Copy out the entries without changes, beginning with the line that contains "index-subentry: around in" and ending after the line that contains "index-subentry: the cottage".

=-=-=

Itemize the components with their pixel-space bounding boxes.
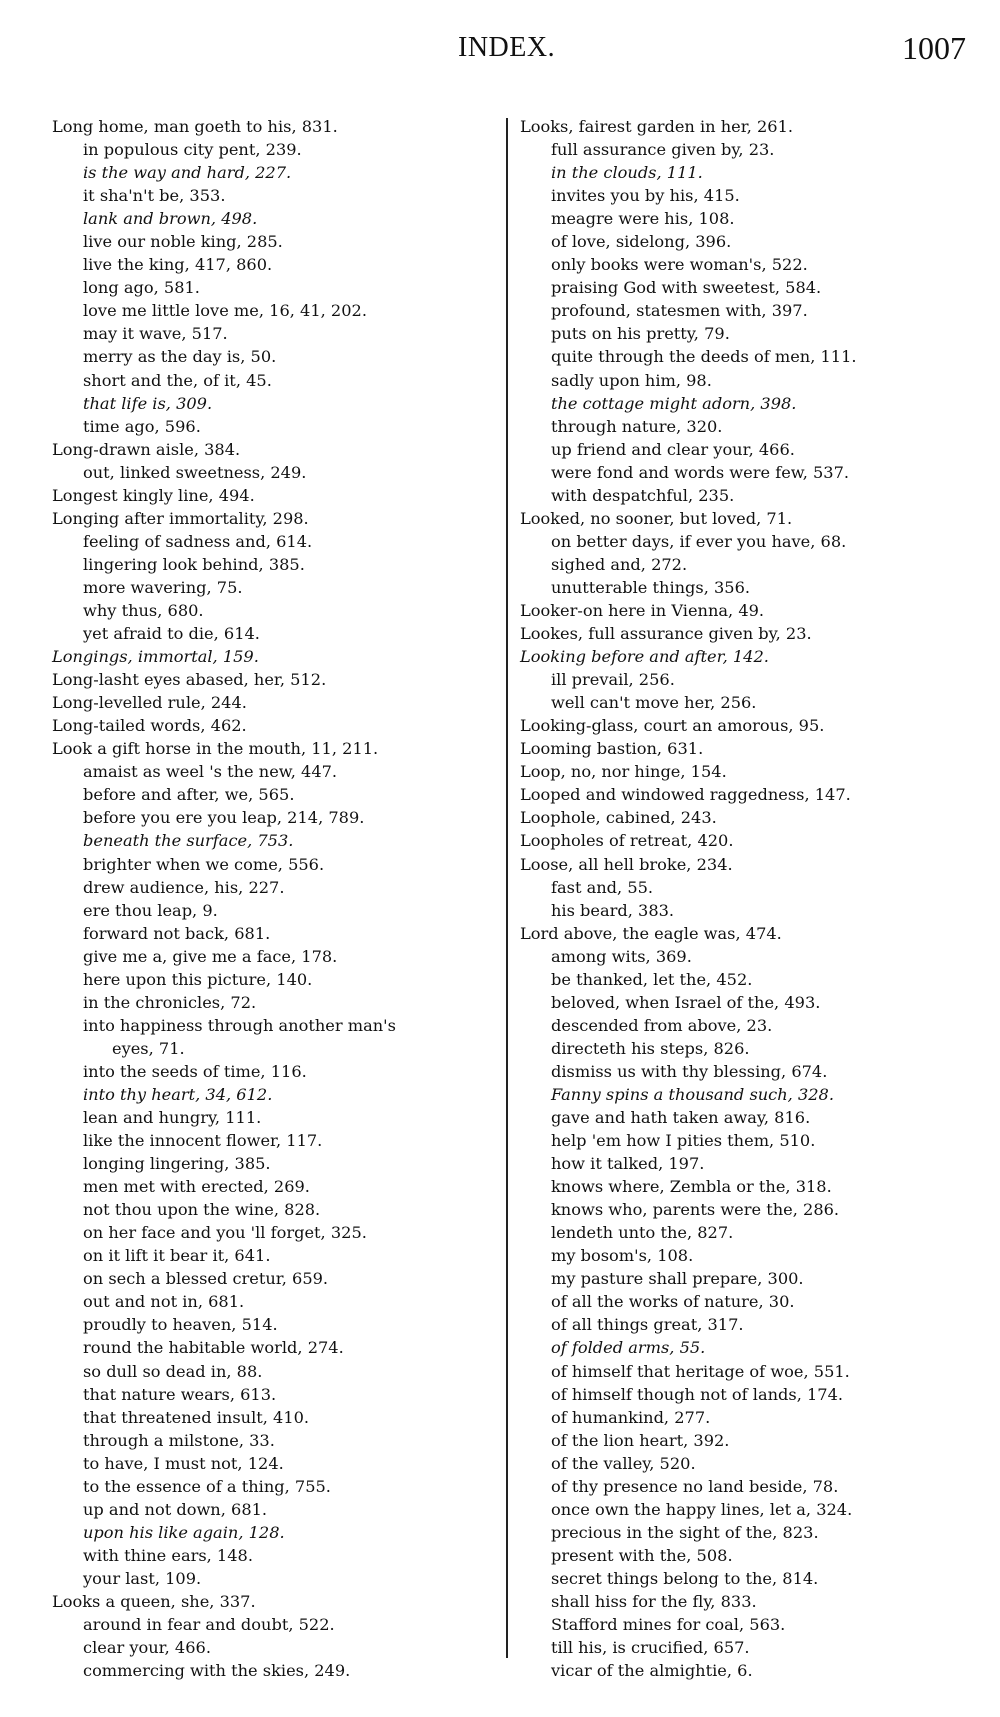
index-subentry: around in fear and doubt, 522. [52,1613,502,1636]
index-subentry: into the seeds of time, 116. [52,1060,502,1083]
index-entry: Loopholes of retreat, 420. [520,829,980,852]
index-subentry: more wavering, 75. [52,576,502,599]
index-subentry: dismiss us with thy blessing, 674. [520,1060,980,1083]
index-entry: Look a gift horse in the mouth, 11, 211. [52,737,502,760]
index-entry: Long home, man goeth to his, 831. [52,115,502,138]
index-subentry: your last, 109. [52,1567,502,1590]
index-subentry: is the way and hard, 227. [52,161,502,184]
index-subentry: his beard, 383. [520,899,980,922]
index-entry: Loose, all hell broke, 234. [520,853,980,876]
index-subentry: unutterable things, 356. [520,576,980,599]
index-subentry: the cottage might adorn, 398. [520,392,980,415]
index-subentry: my pasture shall prepare, 300. [520,1267,980,1290]
index-subentry: shall hiss for the fly, 833. [520,1590,980,1613]
index-subentry: beneath the surface, 753. [52,829,502,852]
index-subentry: vicar of the almightie, 6. [520,1659,980,1682]
index-subentry: commercing with the skies, 249. [52,1659,502,1682]
index-subentry: ere thou leap, 9. [52,899,502,922]
index-entry: Looming bastion, 631. [520,737,980,760]
index-entry: Looks a queen, she, 337. [52,1590,502,1613]
index-subentry: with thine ears, 148. [52,1544,502,1567]
index-subentry: Stafford mines for coal, 563. [520,1613,980,1636]
index-subentry: of all things great, 317. [520,1313,980,1336]
index-entry: Looker-on here in Vienna, 49. [520,599,980,622]
index-subentry: forward not back, 681. [52,922,502,945]
index-subentry: of folded arms, 55. [520,1336,980,1359]
index-subentry: sadly upon him, 98. [520,369,980,392]
index-subentry: to the essence of a thing, 755. [52,1475,502,1498]
index-subentry: present with the, 508. [520,1544,980,1567]
index-subentry: so dull so dead in, 88. [52,1360,502,1383]
index-subentry: lank and brown, 498. [52,207,502,230]
index-subentry: only books were woman's, 522. [520,253,980,276]
index-subentry: knows who, parents were the, 286. [520,1198,980,1221]
index-subentry: meagre were his, 108. [520,207,980,230]
index-subentry: before you ere you leap, 214, 789. [52,806,502,829]
index-subentry: clear your, 466. [52,1636,502,1659]
index-subentry: help 'em how I pities them, 510. [520,1129,980,1152]
index-subentry: before and after, we, 565. [52,783,502,806]
index-subentry: here upon this picture, 140. [52,968,502,991]
index-entry: Longings, immortal, 159. [52,645,502,668]
index-subentry: full assurance given by, 23. [520,138,980,161]
index-subentry: puts on his pretty, 79. [520,322,980,345]
index-subentry: long ago, 581. [52,276,502,299]
index-entry: Long-levelled rule, 244. [52,691,502,714]
index-subentry: that nature wears, 613. [52,1383,502,1406]
index-subentry: feeling of sadness and, 614. [52,530,502,553]
index-subentry: of himself though not of lands, 174. [520,1383,980,1406]
index-subentry: were fond and words were few, 537. [520,461,980,484]
index-subentry: sighed and, 272. [520,553,980,576]
index-subentry: lean and hungry, 111. [52,1106,502,1129]
index-subentry: amaist as weel 's the new, 447. [52,760,502,783]
page-title: INDEX. [458,32,555,64]
index-subentry: love me little love me, 16, 41, 202. [52,299,502,322]
index-subentry: short and the, of it, 45. [52,369,502,392]
index-subentry: in populous city pent, 239. [52,138,502,161]
index-subentry: well can't move her, 256. [520,691,980,714]
index-subentry: out, linked sweetness, 249. [52,461,502,484]
index-subentry: round the habitable world, 274. [52,1336,502,1359]
index-column-right: Looks, fairest garden in her, 261.full a… [520,115,980,1682]
index-entry: Looking-glass, court an amorous, 95. [520,714,980,737]
index-subentry: into thy heart, 34, 612. [52,1083,502,1106]
index-subentry: on it lift it bear it, 641. [52,1244,502,1267]
index-subentry: not thou upon the wine, 828. [52,1198,502,1221]
index-subentry: that life is, 309. [52,392,502,415]
index-subentry: invites you by his, 415. [520,184,980,207]
index-subentry: like the innocent flower, 117. [52,1129,502,1152]
index-entry: Loophole, cabined, 243. [520,806,980,829]
index-subentry: out and not in, 681. [52,1290,502,1313]
page-number: 1007 [902,30,966,67]
index-subentry: drew audience, his, 227. [52,876,502,899]
index-subentry: live the king, 417, 860. [52,253,502,276]
index-entry: Looked, no sooner, but loved, 71. [520,507,980,530]
index-subentry: proudly to heaven, 514. [52,1313,502,1336]
index-subentry: of love, sidelong, 396. [520,230,980,253]
index-subentry: with despatchful, 235. [520,484,980,507]
index-subentry: in the chronicles, 72. [52,991,502,1014]
index-entry: Loop, no, nor hinge, 154. [520,760,980,783]
index-subentry: knows where, Zembla or the, 318. [520,1175,980,1198]
index-subentry: on better days, if ever you have, 68. [520,530,980,553]
index-subentry: of humankind, 277. [520,1406,980,1429]
index-subentry: fast and, 55. [520,876,980,899]
index-subentry: praising God with sweetest, 584. [520,276,980,299]
index-entry: Looking before and after, 142. [520,645,980,668]
index-entry: Long-drawn aisle, 384. [52,438,502,461]
index-subentry: longing lingering, 385. [52,1152,502,1175]
index-subentry: men met with erected, 269. [52,1175,502,1198]
index-subentry: descended from above, 23. [520,1014,980,1037]
index-subentry: precious in the sight of the, 823. [520,1521,980,1544]
index-subentry: lingering look behind, 385. [52,553,502,576]
index-subentry: merry as the day is, 50. [52,345,502,368]
index-subentry: upon his like again, 128. [52,1521,502,1544]
index-subentry: secret things belong to the, 814. [520,1567,980,1590]
index-subentry: till his, is crucified, 657. [520,1636,980,1659]
index-subentry: live our noble king, 285. [52,230,502,253]
index-subentry: once own the happy lines, let a, 324. [520,1498,980,1521]
index-subentry: my bosom's, 108. [520,1244,980,1267]
index-entry: Lord above, the eagle was, 474. [520,922,980,945]
index-subentry: profound, statesmen with, 397. [520,299,980,322]
index-subentry: of all the works of nature, 30. [520,1290,980,1313]
index-subentry: into happiness through another man's [52,1014,502,1037]
index-subentry: in the clouds, 111. [520,161,980,184]
index-subentry: up friend and clear your, 466. [520,438,980,461]
index-subentry: on her face and you 'll forget, 325. [52,1221,502,1244]
index-subentry: lendeth unto the, 827. [520,1221,980,1244]
index-subentry: may it wave, 517. [52,322,502,345]
index-page: INDEX. 1007 Long home, man goeth to his,… [0,0,1000,1717]
index-subentry: of the valley, 520. [520,1452,980,1475]
index-subentry: to have, I must not, 124. [52,1452,502,1475]
index-subentry: yet afraid to die, 614. [52,622,502,645]
index-subentry: up and not down, 681. [52,1498,502,1521]
index-subentry: why thus, 680. [52,599,502,622]
index-entry: Lookes, full assurance given by, 23. [520,622,980,645]
index-subentry: of himself that heritage of woe, 551. [520,1360,980,1383]
index-entry: Long-lasht eyes abased, her, 512. [52,668,502,691]
index-subentry: it sha'n't be, 353. [52,184,502,207]
index-subentry: how it talked, 197. [520,1152,980,1175]
index-subentry: among wits, 369. [520,945,980,968]
index-subentry: give me a, give me a face, 178. [52,945,502,968]
column-divider [506,118,508,1658]
index-entry: Looks, fairest garden in her, 261. [520,115,980,138]
index-entry-continuation: eyes, 71. [52,1037,502,1060]
index-subentry: directeth his steps, 826. [520,1037,980,1060]
index-subentry: ill prevail, 256. [520,668,980,691]
index-subentry: quite through the deeds of men, 111. [520,345,980,368]
index-subentry: of thy presence no land beside, 78. [520,1475,980,1498]
index-subentry: through a milstone, 33. [52,1429,502,1452]
index-entry: Longest kingly line, 494. [52,484,502,507]
index-entry: Longing after immortality, 298. [52,507,502,530]
index-column-left: Long home, man goeth to his, 831.in popu… [52,115,502,1682]
index-subentry: brighter when we come, 556. [52,853,502,876]
index-subentry: gave and hath taken away, 816. [520,1106,980,1129]
index-subentry: Fanny spins a thousand such, 328. [520,1083,980,1106]
index-subentry: that threatened insult, 410. [52,1406,502,1429]
index-entry: Looped and windowed raggedness, 147. [520,783,980,806]
index-subentry: on sech a blessed cretur, 659. [52,1267,502,1290]
index-entry: Long-tailed words, 462. [52,714,502,737]
index-subentry: of the lion heart, 392. [520,1429,980,1452]
index-subentry: through nature, 320. [520,415,980,438]
index-subentry: be thanked, let the, 452. [520,968,980,991]
index-subentry: beloved, when Israel of the, 493. [520,991,980,1014]
index-subentry: time ago, 596. [52,415,502,438]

=-=-=

== TASK ANSWER ==
index-subentry: around in fear and doubt, 522. [52,1613,502,1636]
index-subentry: into the seeds of time, 116. [52,1060,502,1083]
index-entry: Loopholes of retreat, 420. [520,829,980,852]
index-subentry: more wavering, 75. [52,576,502,599]
index-subentry: dismiss us with thy blessing, 674. [520,1060,980,1083]
index-entry: Look a gift horse in the mouth, 11, 211. [52,737,502,760]
index-entry: Long home, man goeth to his, 831. [52,115,502,138]
index-subentry: your last, 109. [52,1567,502,1590]
index-subentry: is the way and hard, 227. [52,161,502,184]
index-subentry: his beard, 383. [520,899,980,922]
index-entry: Loose, all hell broke, 234. [520,853,980,876]
index-subentry: unutterable things, 356. [520,576,980,599]
index-subentry: the cottage might adorn, 398. [520,392,980,415]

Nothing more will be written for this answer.